__TASK STATEMENT__
Transcribe the whole listing below without changing a word, but leave out every image.

__DATA RECORDS__
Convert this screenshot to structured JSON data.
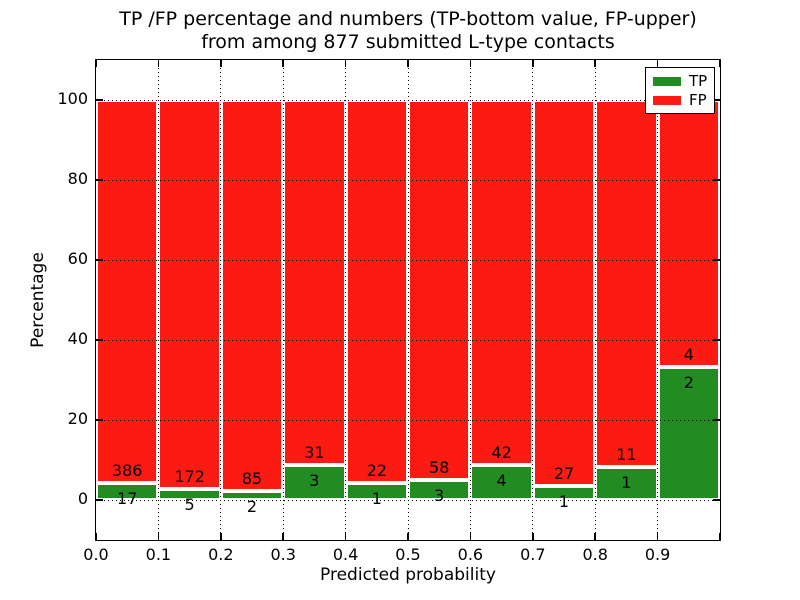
{
  "chart_data": {
    "type": "bar",
    "stacked": true,
    "units": "percent",
    "title_line1": "TP /FP percentage and numbers (TP-bottom value, FP-upper)",
    "title_line2": "from among 877 submitted L-type contacts",
    "xlabel": "Predicted probability",
    "ylabel": "Percentage",
    "xlim": [
      0.0,
      1.0
    ],
    "ylim": [
      -10,
      110
    ],
    "x_tick_labels": [
      "0.0",
      "0.1",
      "0.2",
      "0.3",
      "0.4",
      "0.5",
      "0.6",
      "0.7",
      "0.8",
      "0.9"
    ],
    "y_tick_labels": [
      "0",
      "20",
      "40",
      "60",
      "80",
      "100"
    ],
    "grid_style": "dotted",
    "total_contacts": 877,
    "bin_width": 0.1,
    "legend": {
      "position": "upper right",
      "entries": [
        {
          "label": "TP",
          "color": "#228b22"
        },
        {
          "label": "FP",
          "color": "#fb1b12"
        }
      ]
    },
    "bins": [
      {
        "x_start": 0.0,
        "x_end": 0.1,
        "tp": 17,
        "fp": 386,
        "tp_pct": 4.22
      },
      {
        "x_start": 0.1,
        "x_end": 0.2,
        "tp": 5,
        "fp": 172,
        "tp_pct": 2.82
      },
      {
        "x_start": 0.2,
        "x_end": 0.3,
        "tp": 2,
        "fp": 85,
        "tp_pct": 2.3
      },
      {
        "x_start": 0.3,
        "x_end": 0.4,
        "tp": 3,
        "fp": 31,
        "tp_pct": 8.82
      },
      {
        "x_start": 0.4,
        "x_end": 0.5,
        "tp": 1,
        "fp": 22,
        "tp_pct": 4.35
      },
      {
        "x_start": 0.5,
        "x_end": 0.6,
        "tp": 3,
        "fp": 58,
        "tp_pct": 4.92
      },
      {
        "x_start": 0.6,
        "x_end": 0.7,
        "tp": 4,
        "fp": 42,
        "tp_pct": 8.7
      },
      {
        "x_start": 0.7,
        "x_end": 0.8,
        "tp": 1,
        "fp": 27,
        "tp_pct": 3.57
      },
      {
        "x_start": 0.8,
        "x_end": 0.9,
        "tp": 1,
        "fp": 11,
        "tp_pct": 8.33
      },
      {
        "x_start": 0.9,
        "x_end": 1.0,
        "tp": 2,
        "fp": 4,
        "tp_pct": 33.33
      }
    ]
  }
}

__PROBLEM SOLUTION__
Convert this screenshot to structured JSON data.
{
  "chart_data": {
    "type": "bar",
    "stacked": true,
    "units": "percent",
    "title_line1": "TP /FP percentage and numbers (TP-bottom value, FP-upper)",
    "title_line2": "from among 877 submitted L-type contacts",
    "xlabel": "Predicted probability",
    "ylabel": "Percentage",
    "xlim": [
      0.0,
      1.0
    ],
    "ylim": [
      -10,
      110
    ],
    "x_tick_labels": [
      "0.0",
      "0.1",
      "0.2",
      "0.3",
      "0.4",
      "0.5",
      "0.6",
      "0.7",
      "0.8",
      "0.9"
    ],
    "y_tick_labels": [
      "0",
      "20",
      "40",
      "60",
      "80",
      "100"
    ],
    "grid_style": "dotted",
    "total_contacts": 877,
    "bin_width": 0.1,
    "legend": {
      "position": "upper right",
      "entries": [
        {
          "label": "TP",
          "color": "#228b22"
        },
        {
          "label": "FP",
          "color": "#fb1b12"
        }
      ]
    },
    "bins": [
      {
        "x_start": 0.0,
        "x_end": 0.1,
        "tp": 17,
        "fp": 386,
        "tp_pct": 4.22
      },
      {
        "x_start": 0.1,
        "x_end": 0.2,
        "tp": 5,
        "fp": 172,
        "tp_pct": 2.82
      },
      {
        "x_start": 0.2,
        "x_end": 0.3,
        "tp": 2,
        "fp": 85,
        "tp_pct": 2.3
      },
      {
        "x_start": 0.3,
        "x_end": 0.4,
        "tp": 3,
        "fp": 31,
        "tp_pct": 8.82
      },
      {
        "x_start": 0.4,
        "x_end": 0.5,
        "tp": 1,
        "fp": 22,
        "tp_pct": 4.35
      },
      {
        "x_start": 0.5,
        "x_end": 0.6,
        "tp": 3,
        "fp": 58,
        "tp_pct": 4.92
      },
      {
        "x_start": 0.6,
        "x_end": 0.7,
        "tp": 4,
        "fp": 42,
        "tp_pct": 8.7
      },
      {
        "x_start": 0.7,
        "x_end": 0.8,
        "tp": 1,
        "fp": 27,
        "tp_pct": 3.57
      },
      {
        "x_start": 0.8,
        "x_end": 0.9,
        "tp": 1,
        "fp": 11,
        "tp_pct": 8.33
      },
      {
        "x_start": 0.9,
        "x_end": 1.0,
        "tp": 2,
        "fp": 4,
        "tp_pct": 33.33
      }
    ]
  }
}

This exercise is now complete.